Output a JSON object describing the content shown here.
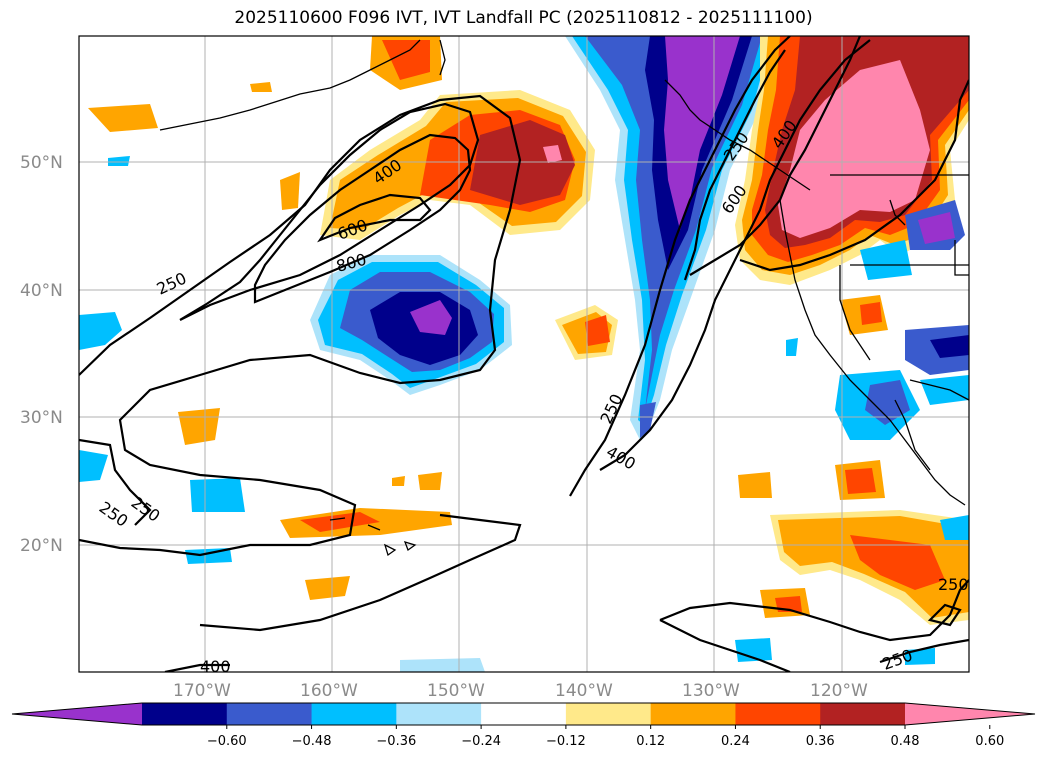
{
  "title": "2025110600 F096 IVT, IVT Landfall PC (2025110812 - 2025111100)",
  "axes": {
    "lon_labels": [
      "170°W",
      "160°W",
      "150°W",
      "140°W",
      "130°W",
      "120°W"
    ],
    "lat_labels": [
      "50°N",
      "40°N",
      "30°N",
      "20°N"
    ]
  },
  "contour_labels": [
    "250",
    "400",
    "600",
    "800",
    "250",
    "250",
    "250",
    "400",
    "400",
    "600",
    "250",
    "400",
    "250",
    "250"
  ],
  "colorbar": {
    "tick_labels": [
      "−0.60",
      "−0.48",
      "−0.36",
      "−0.24",
      "−0.12",
      "0.12",
      "0.24",
      "0.36",
      "0.48",
      "0.60"
    ],
    "colors": [
      "#9932cc",
      "#00008b",
      "#3a5bcd",
      "#00bfff",
      "#ade3fa",
      "#ffffff",
      "#ffe98a",
      "#ffa500",
      "#ff4500",
      "#b22222",
      "#ff86ad"
    ]
  },
  "legend_colors": {
    "neg_strong": "#9932cc",
    "neg_dark": "#00008b",
    "neg_mid": "#3a5bcd",
    "neg_light": "#00bfff",
    "neg_pale": "#ade3fa",
    "pos_pale": "#ffe98a",
    "pos_light": "#ffa500",
    "pos_mid": "#ff4500",
    "pos_dark": "#b22222",
    "pos_strong": "#ff86ad"
  }
}
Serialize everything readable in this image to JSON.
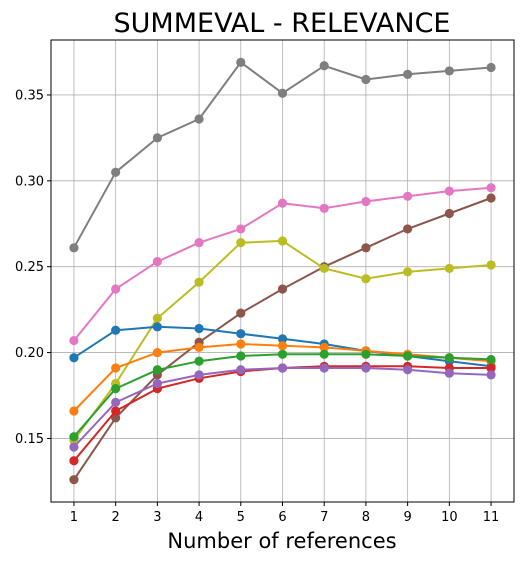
{
  "chart_data": {
    "type": "line",
    "title": "SUMMEVAL - RELEVANCE",
    "xlabel": "Number of references",
    "ylabel": "",
    "categories": [
      1,
      2,
      3,
      4,
      5,
      6,
      7,
      8,
      9,
      10,
      11
    ],
    "xlim": [
      0.45,
      11.55
    ],
    "ylim": [
      0.113,
      0.382
    ],
    "y_ticks": [
      0.15,
      0.2,
      0.25,
      0.3,
      0.35
    ],
    "y_tick_labels": [
      "0.15",
      "0.20",
      "0.25",
      "0.30",
      "0.35"
    ],
    "grid": true,
    "series": [
      {
        "color": "#7f7f7f",
        "values": [
          0.261,
          0.305,
          0.325,
          0.336,
          0.369,
          0.351,
          0.367,
          0.359,
          0.362,
          0.364,
          0.366
        ]
      },
      {
        "color": "#e377c2",
        "values": [
          0.207,
          0.237,
          0.253,
          0.264,
          0.272,
          0.287,
          0.284,
          0.288,
          0.291,
          0.294,
          0.296
        ]
      },
      {
        "color": "#8c564b",
        "values": [
          0.126,
          0.162,
          0.187,
          0.206,
          0.223,
          0.237,
          0.25,
          0.261,
          0.272,
          0.281,
          0.29
        ]
      },
      {
        "color": "#bcbd22",
        "values": [
          0.149,
          0.182,
          0.22,
          0.241,
          0.264,
          0.265,
          0.249,
          0.243,
          0.247,
          0.249,
          0.251
        ]
      },
      {
        "color": "#1f77b4",
        "values": [
          0.197,
          0.213,
          0.215,
          0.214,
          0.211,
          0.208,
          0.205,
          0.201,
          0.198,
          0.195,
          0.192
        ]
      },
      {
        "color": "#ff7f0e",
        "values": [
          0.166,
          0.191,
          0.2,
          0.203,
          0.205,
          0.204,
          0.203,
          0.201,
          0.199,
          0.197,
          0.195
        ]
      },
      {
        "color": "#2ca02c",
        "values": [
          0.151,
          0.179,
          0.19,
          0.195,
          0.198,
          0.199,
          0.199,
          0.199,
          0.198,
          0.197,
          0.196
        ]
      },
      {
        "color": "#d62728",
        "values": [
          0.137,
          0.166,
          0.179,
          0.185,
          0.189,
          0.191,
          0.192,
          0.192,
          0.192,
          0.191,
          0.191
        ]
      },
      {
        "color": "#9467bd",
        "values": [
          0.145,
          0.171,
          0.182,
          0.187,
          0.19,
          0.191,
          0.191,
          0.191,
          0.19,
          0.188,
          0.187
        ]
      }
    ]
  }
}
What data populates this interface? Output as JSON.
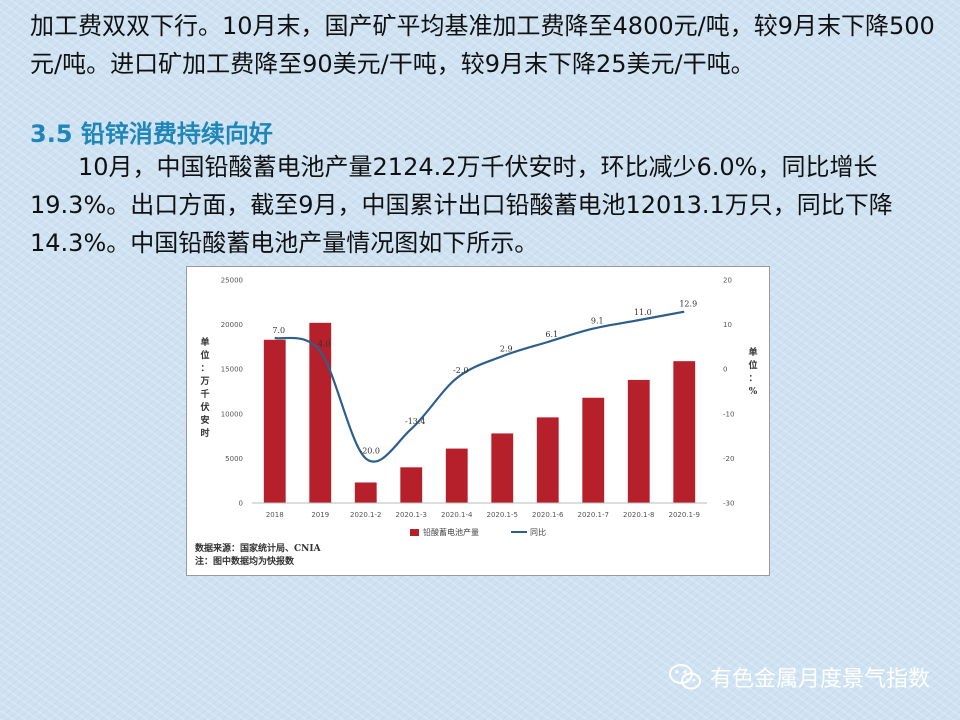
{
  "text": {
    "para1": "加工费双双下行。10月末，国产矿平均基准加工费降至4800元/吨，较9月末下降500元/吨。进口矿加工费降至90美元/干吨，较9月末下降25美元/干吨。",
    "heading": "3.5 铅锌消费持续向好",
    "para2": "　　10月，中国铅酸蓄电池产量2124.2万千伏安时，环比减少6.0%，同比增长19.3%。出口方面，截至9月，中国累计出口铅酸蓄电池12013.1万只，同比下降14.3%。中国铅酸蓄电池产量情况图如下所示。"
  },
  "chart_data": {
    "type": "bar",
    "categories": [
      "2018",
      "2019",
      "2020.1-2",
      "2020.1-3",
      "2020.1-4",
      "2020.1-5",
      "2020.1-6",
      "2020.1-7",
      "2020.1-8",
      "2020.1-9"
    ],
    "series": [
      {
        "name": "铅酸蓄电池产量",
        "type": "bar",
        "axis": "left",
        "color": "#b5202b",
        "values": [
          18300,
          20200,
          2300,
          4000,
          6100,
          7800,
          9600,
          11800,
          13800,
          15900
        ]
      },
      {
        "name": "同比",
        "type": "line",
        "axis": "right",
        "color": "#2e5f8c",
        "values": [
          7.0,
          4.0,
          -20.0,
          -13.4,
          -2.0,
          2.9,
          6.1,
          9.1,
          11.0,
          12.9
        ],
        "labels": [
          "7.0",
          "4.0",
          "-20.0",
          "-13.4",
          "-2.0",
          "2.9",
          "6.1",
          "9.1",
          "11.0",
          "12.9"
        ]
      }
    ],
    "y_left": {
      "label": "单位：万千伏安时",
      "ticks": [
        0,
        5000,
        10000,
        15000,
        20000,
        25000
      ],
      "range": [
        0,
        25000
      ]
    },
    "y_right": {
      "label": "单位：%",
      "ticks": [
        -30,
        -20,
        -10,
        0,
        10,
        20
      ],
      "range": [
        -30,
        20
      ]
    },
    "legend_position": "bottom",
    "grid": false,
    "source": "数据来源：国家统计局、CNIA",
    "note": "注：图中数据均为快报数"
  },
  "watermark": {
    "text": "有色金属月度景气指数",
    "icon": "wechat-icon"
  }
}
——————
The material above holds pictures; copy everything else in it exactly.

→ **Expected output**
Output a JSON object describing the content shown here.
{
  "title": "2025110600 F096 IVT, IVT Landfall PC (2025110812 - 2025111100)",
  "axes": {
    "lon_labels": [
      "170°W",
      "160°W",
      "150°W",
      "140°W",
      "130°W",
      "120°W"
    ],
    "lat_labels": [
      "50°N",
      "40°N",
      "30°N",
      "20°N"
    ]
  },
  "contour_labels": [
    "250",
    "400",
    "600",
    "800",
    "250",
    "250",
    "250",
    "400",
    "400",
    "600",
    "250",
    "400",
    "250",
    "250"
  ],
  "colorbar": {
    "tick_labels": [
      "−0.60",
      "−0.48",
      "−0.36",
      "−0.24",
      "−0.12",
      "0.12",
      "0.24",
      "0.36",
      "0.48",
      "0.60"
    ],
    "colors": [
      "#9932cc",
      "#00008b",
      "#3a5bcd",
      "#00bfff",
      "#ade3fa",
      "#ffffff",
      "#ffe98a",
      "#ffa500",
      "#ff4500",
      "#b22222",
      "#ff86ad"
    ]
  },
  "legend_colors": {
    "neg_strong": "#9932cc",
    "neg_dark": "#00008b",
    "neg_mid": "#3a5bcd",
    "neg_light": "#00bfff",
    "neg_pale": "#ade3fa",
    "pos_pale": "#ffe98a",
    "pos_light": "#ffa500",
    "pos_mid": "#ff4500",
    "pos_dark": "#b22222",
    "pos_strong": "#ff86ad"
  }
}
Serialize everything readable in this image to JSON.
{
  "chart_data": {
    "type": "line",
    "title": "SUMMEVAL - RELEVANCE",
    "xlabel": "Number of references",
    "ylabel": "",
    "categories": [
      1,
      2,
      3,
      4,
      5,
      6,
      7,
      8,
      9,
      10,
      11
    ],
    "xlim": [
      0.45,
      11.55
    ],
    "ylim": [
      0.113,
      0.382
    ],
    "y_ticks": [
      0.15,
      0.2,
      0.25,
      0.3,
      0.35
    ],
    "y_tick_labels": [
      "0.15",
      "0.20",
      "0.25",
      "0.30",
      "0.35"
    ],
    "grid": true,
    "series": [
      {
        "color": "#7f7f7f",
        "values": [
          0.261,
          0.305,
          0.325,
          0.336,
          0.369,
          0.351,
          0.367,
          0.359,
          0.362,
          0.364,
          0.366
        ]
      },
      {
        "color": "#e377c2",
        "values": [
          0.207,
          0.237,
          0.253,
          0.264,
          0.272,
          0.287,
          0.284,
          0.288,
          0.291,
          0.294,
          0.296
        ]
      },
      {
        "color": "#8c564b",
        "values": [
          0.126,
          0.162,
          0.187,
          0.206,
          0.223,
          0.237,
          0.25,
          0.261,
          0.272,
          0.281,
          0.29
        ]
      },
      {
        "color": "#bcbd22",
        "values": [
          0.149,
          0.182,
          0.22,
          0.241,
          0.264,
          0.265,
          0.249,
          0.243,
          0.247,
          0.249,
          0.251
        ]
      },
      {
        "color": "#1f77b4",
        "values": [
          0.197,
          0.213,
          0.215,
          0.214,
          0.211,
          0.208,
          0.205,
          0.201,
          0.198,
          0.195,
          0.192
        ]
      },
      {
        "color": "#ff7f0e",
        "values": [
          0.166,
          0.191,
          0.2,
          0.203,
          0.205,
          0.204,
          0.203,
          0.201,
          0.199,
          0.197,
          0.195
        ]
      },
      {
        "color": "#2ca02c",
        "values": [
          0.151,
          0.179,
          0.19,
          0.195,
          0.198,
          0.199,
          0.199,
          0.199,
          0.198,
          0.197,
          0.196
        ]
      },
      {
        "color": "#d62728",
        "values": [
          0.137,
          0.166,
          0.179,
          0.185,
          0.189,
          0.191,
          0.192,
          0.192,
          0.192,
          0.191,
          0.191
        ]
      },
      {
        "color": "#9467bd",
        "values": [
          0.145,
          0.171,
          0.182,
          0.187,
          0.19,
          0.191,
          0.191,
          0.191,
          0.19,
          0.188,
          0.187
        ]
      }
    ]
  }
}
What data populates this interface? Output as JSON.
{
  "text": {
    "para1": "加工费双双下行。10月末，国产矿平均基准加工费降至4800元/吨，较9月末下降500元/吨。进口矿加工费降至90美元/干吨，较9月末下降25美元/干吨。",
    "heading": "3.5 铅锌消费持续向好",
    "para2": "　　10月，中国铅酸蓄电池产量2124.2万千伏安时，环比减少6.0%，同比增长19.3%。出口方面，截至9月，中国累计出口铅酸蓄电池12013.1万只，同比下降14.3%。中国铅酸蓄电池产量情况图如下所示。"
  },
  "chart_data": {
    "type": "bar",
    "categories": [
      "2018",
      "2019",
      "2020.1-2",
      "2020.1-3",
      "2020.1-4",
      "2020.1-5",
      "2020.1-6",
      "2020.1-7",
      "2020.1-8",
      "2020.1-9"
    ],
    "series": [
      {
        "name": "铅酸蓄电池产量",
        "type": "bar",
        "axis": "left",
        "color": "#b5202b",
        "values": [
          18300,
          20200,
          2300,
          4000,
          6100,
          7800,
          9600,
          11800,
          13800,
          15900
        ]
      },
      {
        "name": "同比",
        "type": "line",
        "axis": "right",
        "color": "#2e5f8c",
        "values": [
          7.0,
          4.0,
          -20.0,
          -13.4,
          -2.0,
          2.9,
          6.1,
          9.1,
          11.0,
          12.9
        ],
        "labels": [
          "7.0",
          "4.0",
          "-20.0",
          "-13.4",
          "-2.0",
          "2.9",
          "6.1",
          "9.1",
          "11.0",
          "12.9"
        ]
      }
    ],
    "y_left": {
      "label": "单位：万千伏安时",
      "ticks": [
        0,
        5000,
        10000,
        15000,
        20000,
        25000
      ],
      "range": [
        0,
        25000
      ]
    },
    "y_right": {
      "label": "单位：%",
      "ticks": [
        -30,
        -20,
        -10,
        0,
        10,
        20
      ],
      "range": [
        -30,
        20
      ]
    },
    "legend_position": "bottom",
    "grid": false,
    "source": "数据来源：国家统计局、CNIA",
    "note": "注：图中数据均为快报数"
  },
  "watermark": {
    "text": "有色金属月度景气指数",
    "icon": "wechat-icon"
  }
}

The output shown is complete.